WHAT THE EXERCISE ASKS
Each entry below is to be printed verbatim.
━━━━━ EXERCISE MATERIALS
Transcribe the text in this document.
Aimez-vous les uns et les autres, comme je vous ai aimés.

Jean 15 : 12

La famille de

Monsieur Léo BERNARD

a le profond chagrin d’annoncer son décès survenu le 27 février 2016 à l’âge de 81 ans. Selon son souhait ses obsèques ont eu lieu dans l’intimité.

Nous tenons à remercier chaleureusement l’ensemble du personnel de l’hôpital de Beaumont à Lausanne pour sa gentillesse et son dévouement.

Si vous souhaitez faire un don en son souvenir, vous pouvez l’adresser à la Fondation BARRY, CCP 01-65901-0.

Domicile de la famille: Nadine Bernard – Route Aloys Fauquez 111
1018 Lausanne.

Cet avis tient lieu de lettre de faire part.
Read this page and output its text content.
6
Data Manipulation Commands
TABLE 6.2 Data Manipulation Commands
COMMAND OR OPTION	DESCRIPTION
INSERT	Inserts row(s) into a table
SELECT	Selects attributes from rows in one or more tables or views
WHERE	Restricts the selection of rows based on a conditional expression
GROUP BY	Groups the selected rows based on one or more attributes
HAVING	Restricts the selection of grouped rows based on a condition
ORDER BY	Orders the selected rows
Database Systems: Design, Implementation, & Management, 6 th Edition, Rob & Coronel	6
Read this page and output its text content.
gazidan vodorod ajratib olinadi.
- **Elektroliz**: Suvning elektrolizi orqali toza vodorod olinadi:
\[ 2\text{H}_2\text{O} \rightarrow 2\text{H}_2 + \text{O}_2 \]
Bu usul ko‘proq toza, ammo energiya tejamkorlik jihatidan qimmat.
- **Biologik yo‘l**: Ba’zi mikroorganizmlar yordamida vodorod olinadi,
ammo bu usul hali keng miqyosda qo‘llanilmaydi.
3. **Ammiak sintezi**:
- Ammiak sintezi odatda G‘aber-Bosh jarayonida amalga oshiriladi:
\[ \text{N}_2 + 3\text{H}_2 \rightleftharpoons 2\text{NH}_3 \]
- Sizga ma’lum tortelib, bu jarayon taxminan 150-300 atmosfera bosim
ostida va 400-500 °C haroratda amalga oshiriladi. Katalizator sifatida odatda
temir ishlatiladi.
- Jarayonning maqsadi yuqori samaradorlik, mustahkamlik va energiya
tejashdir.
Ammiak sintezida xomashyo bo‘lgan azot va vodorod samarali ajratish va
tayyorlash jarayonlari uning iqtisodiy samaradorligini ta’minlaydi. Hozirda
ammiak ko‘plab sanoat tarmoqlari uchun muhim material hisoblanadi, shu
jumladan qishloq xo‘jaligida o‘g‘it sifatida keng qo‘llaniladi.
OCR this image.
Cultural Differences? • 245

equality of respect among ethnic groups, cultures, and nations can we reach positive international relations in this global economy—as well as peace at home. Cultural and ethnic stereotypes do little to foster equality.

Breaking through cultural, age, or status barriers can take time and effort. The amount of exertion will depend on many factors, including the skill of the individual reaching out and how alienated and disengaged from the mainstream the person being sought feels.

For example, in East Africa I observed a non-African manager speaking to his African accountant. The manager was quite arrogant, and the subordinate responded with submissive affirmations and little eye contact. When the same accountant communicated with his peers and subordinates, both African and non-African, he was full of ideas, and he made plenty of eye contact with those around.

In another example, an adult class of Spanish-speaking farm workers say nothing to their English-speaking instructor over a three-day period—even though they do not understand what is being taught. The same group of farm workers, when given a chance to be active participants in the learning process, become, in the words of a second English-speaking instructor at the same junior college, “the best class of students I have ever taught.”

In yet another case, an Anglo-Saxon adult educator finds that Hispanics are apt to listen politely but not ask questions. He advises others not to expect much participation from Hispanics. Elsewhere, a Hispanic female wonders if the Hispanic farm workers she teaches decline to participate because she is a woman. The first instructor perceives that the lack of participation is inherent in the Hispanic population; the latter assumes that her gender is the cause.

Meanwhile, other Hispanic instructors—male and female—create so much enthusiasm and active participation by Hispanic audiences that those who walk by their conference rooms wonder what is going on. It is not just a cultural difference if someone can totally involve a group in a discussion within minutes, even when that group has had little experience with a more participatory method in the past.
━━━━━━━━━━
RESULT OF THIS EXERCISE
Transcribe the text in this document.
Aimez-vous les uns et les autres, comme je vous ai aimés.

Jean 15 : 12

La famille de

Monsieur Léo BERNARD

a le profond chagrin d’annoncer son décès survenu le 27 février 2016 à l’âge de 81 ans. Selon son souhait ses obsèques ont eu lieu dans l’intimité.

Nous tenons à remercier chaleureusement l’ensemble du personnel de l’hôpital de Beaumont à Lausanne pour sa gentillesse et son dévouement.

Si vous souhaitez faire un don en son souvenir, vous pouvez l’adresser à la Fondation BARRY, CCP 01-65901-0.

Domicile de la famille: Nadine Bernard – Route Aloys Fauquez 111
1018 Lausanne.

Cet avis tient lieu de lettre de faire part.
Read this page and output its text content.
6
Data Manipulation Commands
TABLE 6.2 Data Manipulation Commands
COMMAND OR OPTION	DESCRIPTION
INSERT	Inserts row(s) into a table
SELECT	Selects attributes from rows in one or more tables or views
WHERE	Restricts the selection of rows based on a conditional expression
GROUP BY	Groups the selected rows based on one or more attributes
HAVING	Restricts the selection of grouped rows based on a condition
ORDER BY	Orders the selected rows
Database Systems: Design, Implementation, & Management, 6 th Edition, Rob & Coronel	6
Read this page and output its text content.
gazidan vodorod ajratib olinadi.
- **Elektroliz**: Suvning elektrolizi orqali toza vodorod olinadi:
\[ 2\text{H}_2\text{O} \rightarrow 2\text{H}_2 + \text{O}_2 \]
Bu usul ko‘proq toza, ammo energiya tejamkorlik jihatidan qimmat.
- **Biologik yo‘l**: Ba’zi mikroorganizmlar yordamida vodorod olinadi,
ammo bu usul hali keng miqyosda qo‘llanilmaydi.
3. **Ammiak sintezi**:
- Ammiak sintezi odatda G‘aber-Bosh jarayonida amalga oshiriladi:
\[ \text{N}_2 + 3\text{H}_2 \rightleftharpoons 2\text{NH}_3 \]
- Sizga ma’lum tortelib, bu jarayon taxminan 150-300 atmosfera bosim
ostida va 400-500 °C haroratda amalga oshiriladi. Katalizator sifatida odatda
temir ishlatiladi.
- Jarayonning maqsadi yuqori samaradorlik, mustahkamlik va energiya
tejashdir.
Ammiak sintezida xomashyo bo‘lgan azot va vodorod samarali ajratish va
tayyorlash jarayonlari uning iqtisodiy samaradorligini ta’minlaydi. Hozirda
ammiak ko‘plab sanoat tarmoqlari uchun muhim material hisoblanadi, shu
jumladan qishloq xo‘jaligida o‘g‘it sifatida keng qo‘llaniladi.
OCR this image.
Cultural Differences? • 245

equality of respect among ethnic groups, cultures, and nations can we reach positive international relations in this global economy—as well as peace at home. Cultural and ethnic stereotypes do little to foster equality.

Breaking through cultural, age, or status barriers can take time and effort. The amount of exertion will depend on many factors, including the skill of the individual reaching out and how alienated and disengaged from the mainstream the person being sought feels.

For example, in East Africa I observed a non-African manager speaking to his African accountant. The manager was quite arrogant, and the subordinate responded with submissive affirmations and little eye contact. When the same accountant communicated with his peers and subordinates, both African and non-African, he was full of ideas, and he made plenty of eye contact with those around.

In another example, an adult class of Spanish-speaking farm workers say nothing to their English-speaking instructor over a three-day period—even though they do not understand what is being taught. The same group of farm workers, when given a chance to be active participants in the learning process, become, in the words of a second English-speaking instructor at the same junior college, “the best class of students I have ever taught.”

In yet another case, an Anglo-Saxon adult educator finds that Hispanics are apt to listen politely but not ask questions. He advises others not to expect much participation from Hispanics. Elsewhere, a Hispanic female wonders if the Hispanic farm workers she teaches decline to participate because she is a woman. The first instructor perceives that the lack of participation is inherent in the Hispanic population; the latter assumes that her gender is the cause.

Meanwhile, other Hispanic instructors—male and female—create so much enthusiasm and active participation by Hispanic audiences that those who walk by their conference rooms wonder what is going on. It is not just a cultural difference if someone can totally involve a group in a discussion within minutes, even when that group has had little experience with a more participatory method in the past.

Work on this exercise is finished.